_EXTRACTED INFORMATION_:
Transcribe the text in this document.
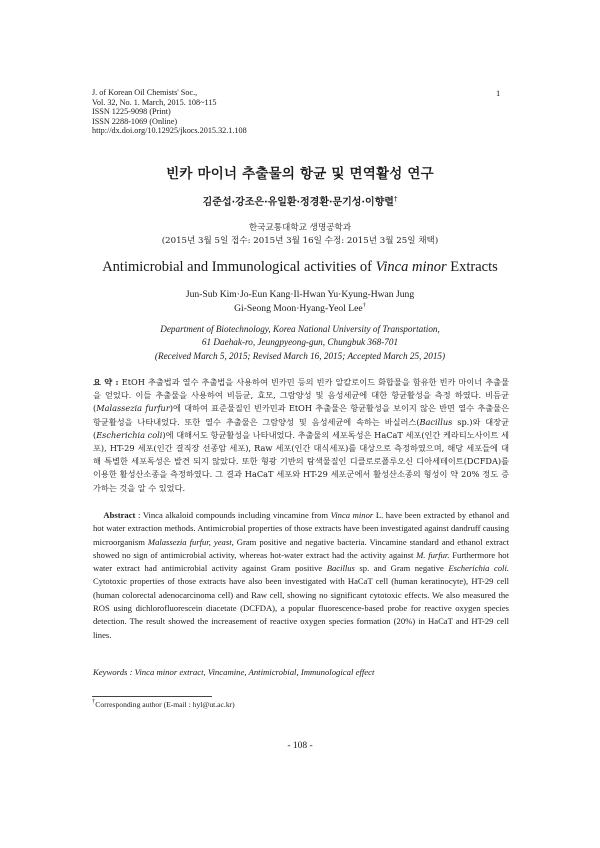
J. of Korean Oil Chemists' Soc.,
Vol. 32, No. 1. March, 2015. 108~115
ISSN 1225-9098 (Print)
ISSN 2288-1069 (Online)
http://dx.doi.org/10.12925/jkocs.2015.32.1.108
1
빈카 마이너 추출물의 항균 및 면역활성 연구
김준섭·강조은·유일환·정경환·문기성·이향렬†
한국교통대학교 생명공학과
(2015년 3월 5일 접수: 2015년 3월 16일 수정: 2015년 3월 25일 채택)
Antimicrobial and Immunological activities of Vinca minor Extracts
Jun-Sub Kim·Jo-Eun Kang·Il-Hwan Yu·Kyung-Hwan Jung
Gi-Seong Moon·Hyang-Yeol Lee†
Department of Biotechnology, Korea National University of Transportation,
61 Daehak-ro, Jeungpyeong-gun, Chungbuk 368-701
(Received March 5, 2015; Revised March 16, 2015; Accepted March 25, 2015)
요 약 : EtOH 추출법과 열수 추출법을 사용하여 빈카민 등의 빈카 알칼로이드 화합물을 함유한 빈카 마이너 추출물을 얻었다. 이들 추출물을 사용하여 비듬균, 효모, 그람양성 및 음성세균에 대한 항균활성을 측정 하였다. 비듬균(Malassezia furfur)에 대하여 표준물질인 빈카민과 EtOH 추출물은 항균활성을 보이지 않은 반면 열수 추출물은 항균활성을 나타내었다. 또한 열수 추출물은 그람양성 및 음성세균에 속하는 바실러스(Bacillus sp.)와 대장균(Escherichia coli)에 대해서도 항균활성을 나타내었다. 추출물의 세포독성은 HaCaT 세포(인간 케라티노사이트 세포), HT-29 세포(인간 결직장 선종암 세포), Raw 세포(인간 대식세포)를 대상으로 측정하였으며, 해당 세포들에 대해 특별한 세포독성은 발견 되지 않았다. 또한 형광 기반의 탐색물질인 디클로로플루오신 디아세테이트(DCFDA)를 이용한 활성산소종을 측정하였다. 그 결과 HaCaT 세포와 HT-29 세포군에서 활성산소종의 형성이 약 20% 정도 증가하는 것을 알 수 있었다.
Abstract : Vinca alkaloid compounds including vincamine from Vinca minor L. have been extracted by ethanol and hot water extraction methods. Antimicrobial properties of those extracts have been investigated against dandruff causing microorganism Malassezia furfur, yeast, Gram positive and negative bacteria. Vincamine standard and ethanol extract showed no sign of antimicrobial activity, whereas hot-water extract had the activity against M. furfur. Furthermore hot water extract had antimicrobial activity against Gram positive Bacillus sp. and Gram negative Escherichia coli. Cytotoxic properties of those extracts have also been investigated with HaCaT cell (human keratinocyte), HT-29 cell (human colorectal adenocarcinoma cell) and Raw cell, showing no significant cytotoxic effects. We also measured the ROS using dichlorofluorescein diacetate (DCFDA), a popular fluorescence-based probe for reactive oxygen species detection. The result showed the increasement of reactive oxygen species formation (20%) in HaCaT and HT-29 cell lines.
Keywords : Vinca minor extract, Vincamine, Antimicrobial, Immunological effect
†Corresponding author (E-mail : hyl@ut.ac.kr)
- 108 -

_PROBLEM STATEMENT_:
All of the records should be output exactly as they stand, with pictures omitted.

_TASK OUTPUT_:
Transcribe the text in this document.
J. of Korean Oil Chemists' Soc.,
Vol. 32, No. 1. March, 2015. 108~115
ISSN 1225-9098 (Print)
ISSN 2288-1069 (Online)
http://dx.doi.org/10.12925/jkocs.2015.32.1.108
1
빈카 마이너 추출물의 항균 및 면역활성 연구
김준섭·강조은·유일환·정경환·문기성·이향렬†
한국교통대학교 생명공학과
(2015년 3월 5일 접수: 2015년 3월 16일 수정: 2015년 3월 25일 채택)
Antimicrobial and Immunological activities of Vinca minor Extracts
Jun-Sub Kim·Jo-Eun Kang·Il-Hwan Yu·Kyung-Hwan Jung
Gi-Seong Moon·Hyang-Yeol Lee†
Department of Biotechnology, Korea National University of Transportation,
61 Daehak-ro, Jeungpyeong-gun, Chungbuk 368-701
(Received March 5, 2015; Revised March 16, 2015; Accepted March 25, 2015)
요 약 : EtOH 추출법과 열수 추출법을 사용하여 빈카민 등의 빈카 알칼로이드 화합물을 함유한 빈카 마이너 추출물을 얻었다. 이들 추출물을 사용하여 비듬균, 효모, 그람양성 및 음성세균에 대한 항균활성을 측정 하였다. 비듬균(Malassezia furfur)에 대하여 표준물질인 빈카민과 EtOH 추출물은 항균활성을 보이지 않은 반면 열수 추출물은 항균활성을 나타내었다. 또한 열수 추출물은 그람양성 및 음성세균에 속하는 바실러스(Bacillus sp.)와 대장균(Escherichia coli)에 대해서도 항균활성을 나타내었다. 추출물의 세포독성은 HaCaT 세포(인간 케라티노사이트 세포), HT-29 세포(인간 결직장 선종암 세포), Raw 세포(인간 대식세포)를 대상으로 측정하였으며, 해당 세포들에 대해 특별한 세포독성은 발견 되지 않았다. 또한 형광 기반의 탐색물질인 디클로로플루오신 디아세테이트(DCFDA)를 이용한 활성산소종을 측정하였다. 그 결과 HaCaT 세포와 HT-29 세포군에서 활성산소종의 형성이 약 20% 정도 증가하는 것을 알 수 있었다.
Abstract : Vinca alkaloid compounds including vincamine from Vinca minor L. have been extracted by ethanol and hot water extraction methods. Antimicrobial properties of those extracts have been investigated against dandruff causing microorganism Malassezia furfur, yeast, Gram positive and negative bacteria. Vincamine standard and ethanol extract showed no sign of antimicrobial activity, whereas hot-water extract had the activity against M. furfur. Furthermore hot water extract had antimicrobial activity against Gram positive Bacillus sp. and Gram negative Escherichia coli. Cytotoxic properties of those extracts have also been investigated with HaCaT cell (human keratinocyte), HT-29 cell (human colorectal adenocarcinoma cell) and Raw cell, showing no significant cytotoxic effects. We also measured the ROS using dichlorofluorescein diacetate (DCFDA), a popular fluorescence-based probe for reactive oxygen species detection. The result showed the increasement of reactive oxygen species formation (20%) in HaCaT and HT-29 cell lines.
Keywords : Vinca minor extract, Vincamine, Antimicrobial, Immunological effect
†Corresponding author (E-mail : hyl@ut.ac.kr)
- 108 -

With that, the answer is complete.